• _The task_
Work out the number of lines with the word "histogram" in the material below, then reply with that number only.

• _Stored data_
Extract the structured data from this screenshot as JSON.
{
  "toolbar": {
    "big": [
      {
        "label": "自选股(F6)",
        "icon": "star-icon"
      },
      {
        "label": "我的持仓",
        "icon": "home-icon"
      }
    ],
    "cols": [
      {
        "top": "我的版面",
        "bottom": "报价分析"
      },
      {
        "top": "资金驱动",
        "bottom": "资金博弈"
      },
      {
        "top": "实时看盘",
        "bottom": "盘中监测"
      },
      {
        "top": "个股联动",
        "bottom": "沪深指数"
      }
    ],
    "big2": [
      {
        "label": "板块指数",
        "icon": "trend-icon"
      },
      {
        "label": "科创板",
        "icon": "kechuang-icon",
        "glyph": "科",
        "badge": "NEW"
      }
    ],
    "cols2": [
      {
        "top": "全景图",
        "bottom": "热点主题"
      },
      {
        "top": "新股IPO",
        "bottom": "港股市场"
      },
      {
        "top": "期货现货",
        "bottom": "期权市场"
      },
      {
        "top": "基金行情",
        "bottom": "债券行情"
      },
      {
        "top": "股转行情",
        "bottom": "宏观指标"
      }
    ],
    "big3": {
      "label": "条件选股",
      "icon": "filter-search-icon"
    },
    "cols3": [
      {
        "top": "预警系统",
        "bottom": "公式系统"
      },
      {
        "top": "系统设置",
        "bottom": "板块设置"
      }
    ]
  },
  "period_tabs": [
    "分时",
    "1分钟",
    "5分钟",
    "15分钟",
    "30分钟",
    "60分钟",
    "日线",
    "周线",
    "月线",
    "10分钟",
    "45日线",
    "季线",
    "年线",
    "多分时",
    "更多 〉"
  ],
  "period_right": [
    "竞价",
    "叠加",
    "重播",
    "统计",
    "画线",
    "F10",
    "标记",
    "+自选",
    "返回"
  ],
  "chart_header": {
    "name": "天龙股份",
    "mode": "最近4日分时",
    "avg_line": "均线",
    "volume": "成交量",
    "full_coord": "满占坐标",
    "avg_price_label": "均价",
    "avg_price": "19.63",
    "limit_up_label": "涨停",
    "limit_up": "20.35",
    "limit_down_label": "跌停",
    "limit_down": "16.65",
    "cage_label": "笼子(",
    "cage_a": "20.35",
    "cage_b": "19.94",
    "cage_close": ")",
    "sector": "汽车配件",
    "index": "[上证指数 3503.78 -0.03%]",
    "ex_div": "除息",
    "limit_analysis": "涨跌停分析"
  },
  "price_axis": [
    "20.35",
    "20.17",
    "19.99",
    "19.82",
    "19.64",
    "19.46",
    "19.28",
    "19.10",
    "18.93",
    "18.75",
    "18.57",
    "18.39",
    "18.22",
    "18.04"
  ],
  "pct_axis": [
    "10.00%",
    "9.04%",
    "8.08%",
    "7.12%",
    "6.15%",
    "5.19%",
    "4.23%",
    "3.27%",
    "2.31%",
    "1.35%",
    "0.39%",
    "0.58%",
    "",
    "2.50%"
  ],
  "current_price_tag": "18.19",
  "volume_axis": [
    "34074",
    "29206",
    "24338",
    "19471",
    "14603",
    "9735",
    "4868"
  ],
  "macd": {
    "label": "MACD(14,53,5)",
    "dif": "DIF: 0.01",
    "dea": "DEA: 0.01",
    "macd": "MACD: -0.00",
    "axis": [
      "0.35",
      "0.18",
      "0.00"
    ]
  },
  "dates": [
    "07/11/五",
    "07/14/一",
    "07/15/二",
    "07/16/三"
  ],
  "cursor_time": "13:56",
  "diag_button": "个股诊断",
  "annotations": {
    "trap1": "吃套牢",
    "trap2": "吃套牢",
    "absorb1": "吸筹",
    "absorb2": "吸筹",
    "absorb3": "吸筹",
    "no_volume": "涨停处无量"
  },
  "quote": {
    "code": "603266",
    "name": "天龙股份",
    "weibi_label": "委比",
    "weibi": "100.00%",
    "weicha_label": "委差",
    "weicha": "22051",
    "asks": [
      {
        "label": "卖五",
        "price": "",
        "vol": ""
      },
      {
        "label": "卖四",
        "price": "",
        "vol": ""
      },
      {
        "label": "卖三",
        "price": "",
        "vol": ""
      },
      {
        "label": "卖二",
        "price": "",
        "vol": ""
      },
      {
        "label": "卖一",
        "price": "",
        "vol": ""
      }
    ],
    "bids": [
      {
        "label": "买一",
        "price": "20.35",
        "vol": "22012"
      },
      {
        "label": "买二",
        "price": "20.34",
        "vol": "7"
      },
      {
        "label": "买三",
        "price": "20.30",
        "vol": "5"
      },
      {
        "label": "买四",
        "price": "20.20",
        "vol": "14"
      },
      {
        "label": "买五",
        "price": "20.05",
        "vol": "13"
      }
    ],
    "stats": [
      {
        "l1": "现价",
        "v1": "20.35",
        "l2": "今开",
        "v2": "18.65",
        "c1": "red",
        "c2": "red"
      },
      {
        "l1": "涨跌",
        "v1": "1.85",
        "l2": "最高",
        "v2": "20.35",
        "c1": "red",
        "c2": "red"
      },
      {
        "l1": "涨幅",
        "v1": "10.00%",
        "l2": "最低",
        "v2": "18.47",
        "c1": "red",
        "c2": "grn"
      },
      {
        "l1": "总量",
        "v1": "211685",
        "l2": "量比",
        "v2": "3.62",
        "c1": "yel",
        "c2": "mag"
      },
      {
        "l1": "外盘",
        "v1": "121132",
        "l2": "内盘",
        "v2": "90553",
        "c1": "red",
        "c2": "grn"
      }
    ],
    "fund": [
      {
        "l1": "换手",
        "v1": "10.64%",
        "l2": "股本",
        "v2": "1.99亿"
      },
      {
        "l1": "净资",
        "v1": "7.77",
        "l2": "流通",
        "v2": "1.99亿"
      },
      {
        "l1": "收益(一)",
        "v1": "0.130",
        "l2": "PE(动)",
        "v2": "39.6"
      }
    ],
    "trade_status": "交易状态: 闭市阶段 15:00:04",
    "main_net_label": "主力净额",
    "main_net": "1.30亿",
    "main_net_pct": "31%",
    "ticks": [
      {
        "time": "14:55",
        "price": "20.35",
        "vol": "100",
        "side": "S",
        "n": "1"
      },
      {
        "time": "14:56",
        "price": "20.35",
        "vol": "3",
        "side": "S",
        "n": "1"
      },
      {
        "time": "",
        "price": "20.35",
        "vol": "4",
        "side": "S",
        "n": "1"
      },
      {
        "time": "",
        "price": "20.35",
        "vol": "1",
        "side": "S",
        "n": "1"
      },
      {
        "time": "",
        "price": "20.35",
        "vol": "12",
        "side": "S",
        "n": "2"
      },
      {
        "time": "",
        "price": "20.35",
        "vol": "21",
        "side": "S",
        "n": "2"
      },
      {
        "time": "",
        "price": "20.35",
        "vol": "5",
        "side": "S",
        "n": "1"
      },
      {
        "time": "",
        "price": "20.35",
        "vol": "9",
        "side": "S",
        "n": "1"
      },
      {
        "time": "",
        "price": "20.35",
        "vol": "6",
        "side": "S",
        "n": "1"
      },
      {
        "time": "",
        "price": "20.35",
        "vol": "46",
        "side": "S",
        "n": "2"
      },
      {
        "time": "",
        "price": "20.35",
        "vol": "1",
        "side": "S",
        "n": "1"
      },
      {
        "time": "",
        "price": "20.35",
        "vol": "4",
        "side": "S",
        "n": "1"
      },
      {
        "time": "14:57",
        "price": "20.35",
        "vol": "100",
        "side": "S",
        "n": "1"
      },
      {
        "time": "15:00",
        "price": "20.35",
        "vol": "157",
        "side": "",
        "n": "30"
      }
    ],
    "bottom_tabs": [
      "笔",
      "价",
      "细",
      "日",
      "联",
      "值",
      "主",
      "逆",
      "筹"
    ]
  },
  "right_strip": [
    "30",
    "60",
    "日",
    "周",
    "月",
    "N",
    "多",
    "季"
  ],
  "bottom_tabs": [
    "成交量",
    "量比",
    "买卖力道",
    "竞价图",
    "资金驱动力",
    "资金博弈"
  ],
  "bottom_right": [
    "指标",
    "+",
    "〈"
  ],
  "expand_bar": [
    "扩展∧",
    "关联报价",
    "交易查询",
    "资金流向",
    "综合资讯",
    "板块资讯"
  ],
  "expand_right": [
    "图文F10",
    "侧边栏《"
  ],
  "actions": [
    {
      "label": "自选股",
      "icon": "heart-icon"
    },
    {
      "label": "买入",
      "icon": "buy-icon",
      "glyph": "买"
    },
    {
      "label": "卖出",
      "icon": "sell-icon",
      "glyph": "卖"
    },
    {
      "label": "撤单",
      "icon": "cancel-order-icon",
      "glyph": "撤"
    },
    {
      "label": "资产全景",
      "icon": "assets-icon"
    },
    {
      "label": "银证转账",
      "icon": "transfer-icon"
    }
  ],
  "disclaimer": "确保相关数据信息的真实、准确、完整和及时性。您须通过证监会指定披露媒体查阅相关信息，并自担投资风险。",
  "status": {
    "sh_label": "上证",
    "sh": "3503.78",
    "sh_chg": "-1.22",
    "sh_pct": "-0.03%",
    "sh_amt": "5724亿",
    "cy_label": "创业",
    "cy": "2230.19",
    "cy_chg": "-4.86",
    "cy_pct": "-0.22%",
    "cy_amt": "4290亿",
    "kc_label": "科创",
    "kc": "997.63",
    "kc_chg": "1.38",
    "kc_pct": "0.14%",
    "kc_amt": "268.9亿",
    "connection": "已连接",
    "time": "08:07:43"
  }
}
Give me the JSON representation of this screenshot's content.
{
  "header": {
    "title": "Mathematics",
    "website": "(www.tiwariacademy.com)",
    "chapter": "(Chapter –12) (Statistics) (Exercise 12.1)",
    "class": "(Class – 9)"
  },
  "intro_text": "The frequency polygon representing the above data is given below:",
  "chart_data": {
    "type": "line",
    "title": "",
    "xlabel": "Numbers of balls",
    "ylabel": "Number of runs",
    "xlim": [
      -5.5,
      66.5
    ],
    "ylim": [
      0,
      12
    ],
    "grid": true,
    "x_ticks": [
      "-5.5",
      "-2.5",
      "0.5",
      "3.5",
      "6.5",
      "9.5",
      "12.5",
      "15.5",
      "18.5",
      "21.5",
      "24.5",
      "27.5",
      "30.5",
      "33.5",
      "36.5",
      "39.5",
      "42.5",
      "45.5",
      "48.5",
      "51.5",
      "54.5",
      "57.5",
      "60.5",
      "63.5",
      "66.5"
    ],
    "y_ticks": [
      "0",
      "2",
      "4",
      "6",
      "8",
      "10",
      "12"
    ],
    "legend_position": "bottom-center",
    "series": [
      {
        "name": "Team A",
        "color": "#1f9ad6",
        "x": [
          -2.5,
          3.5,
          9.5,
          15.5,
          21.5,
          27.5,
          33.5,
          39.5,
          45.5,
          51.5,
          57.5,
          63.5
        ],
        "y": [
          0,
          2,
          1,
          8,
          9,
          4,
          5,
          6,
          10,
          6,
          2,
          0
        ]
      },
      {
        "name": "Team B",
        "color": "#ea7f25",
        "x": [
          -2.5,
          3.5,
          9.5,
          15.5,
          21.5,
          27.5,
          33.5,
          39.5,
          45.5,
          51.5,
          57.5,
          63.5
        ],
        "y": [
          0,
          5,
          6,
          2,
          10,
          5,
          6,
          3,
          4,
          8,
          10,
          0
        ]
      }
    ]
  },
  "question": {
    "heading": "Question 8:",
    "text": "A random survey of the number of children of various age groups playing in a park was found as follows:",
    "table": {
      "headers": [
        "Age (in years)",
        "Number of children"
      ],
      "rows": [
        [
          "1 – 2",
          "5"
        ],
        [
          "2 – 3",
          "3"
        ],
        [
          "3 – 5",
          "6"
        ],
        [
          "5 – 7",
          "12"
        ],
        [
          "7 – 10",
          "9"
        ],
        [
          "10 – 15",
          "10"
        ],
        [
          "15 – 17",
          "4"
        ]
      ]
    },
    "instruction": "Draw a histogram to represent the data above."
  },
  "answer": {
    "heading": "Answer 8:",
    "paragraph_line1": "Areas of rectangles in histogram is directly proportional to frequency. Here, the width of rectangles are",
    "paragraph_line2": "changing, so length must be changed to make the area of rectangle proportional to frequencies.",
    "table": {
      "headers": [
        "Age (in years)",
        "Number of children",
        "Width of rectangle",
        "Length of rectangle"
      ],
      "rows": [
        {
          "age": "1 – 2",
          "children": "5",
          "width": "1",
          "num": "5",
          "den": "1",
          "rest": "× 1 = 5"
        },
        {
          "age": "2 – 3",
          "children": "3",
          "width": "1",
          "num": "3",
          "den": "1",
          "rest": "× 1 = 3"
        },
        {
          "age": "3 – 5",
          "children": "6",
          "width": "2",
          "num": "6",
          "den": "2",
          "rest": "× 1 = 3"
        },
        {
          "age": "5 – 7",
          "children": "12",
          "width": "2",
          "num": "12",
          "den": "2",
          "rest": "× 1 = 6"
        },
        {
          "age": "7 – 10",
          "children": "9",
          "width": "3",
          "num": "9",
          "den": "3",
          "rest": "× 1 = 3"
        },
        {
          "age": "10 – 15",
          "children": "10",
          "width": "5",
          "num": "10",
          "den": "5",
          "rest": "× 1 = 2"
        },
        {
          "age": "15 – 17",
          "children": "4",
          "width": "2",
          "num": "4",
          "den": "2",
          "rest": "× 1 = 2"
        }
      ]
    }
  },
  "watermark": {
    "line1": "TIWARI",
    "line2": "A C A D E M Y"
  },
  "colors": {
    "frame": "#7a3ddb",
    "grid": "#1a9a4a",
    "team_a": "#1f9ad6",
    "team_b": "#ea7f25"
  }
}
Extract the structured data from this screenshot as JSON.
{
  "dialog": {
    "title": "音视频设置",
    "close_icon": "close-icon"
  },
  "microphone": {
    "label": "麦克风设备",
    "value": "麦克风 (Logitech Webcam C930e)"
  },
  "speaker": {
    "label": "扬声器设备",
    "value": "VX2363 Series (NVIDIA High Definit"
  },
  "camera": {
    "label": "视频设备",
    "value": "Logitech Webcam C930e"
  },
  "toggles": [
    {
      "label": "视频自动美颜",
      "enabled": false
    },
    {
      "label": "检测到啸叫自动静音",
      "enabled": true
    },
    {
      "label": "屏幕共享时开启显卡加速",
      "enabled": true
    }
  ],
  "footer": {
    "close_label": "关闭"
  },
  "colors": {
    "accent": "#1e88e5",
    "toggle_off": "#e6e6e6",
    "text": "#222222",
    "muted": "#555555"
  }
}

• _Response_
2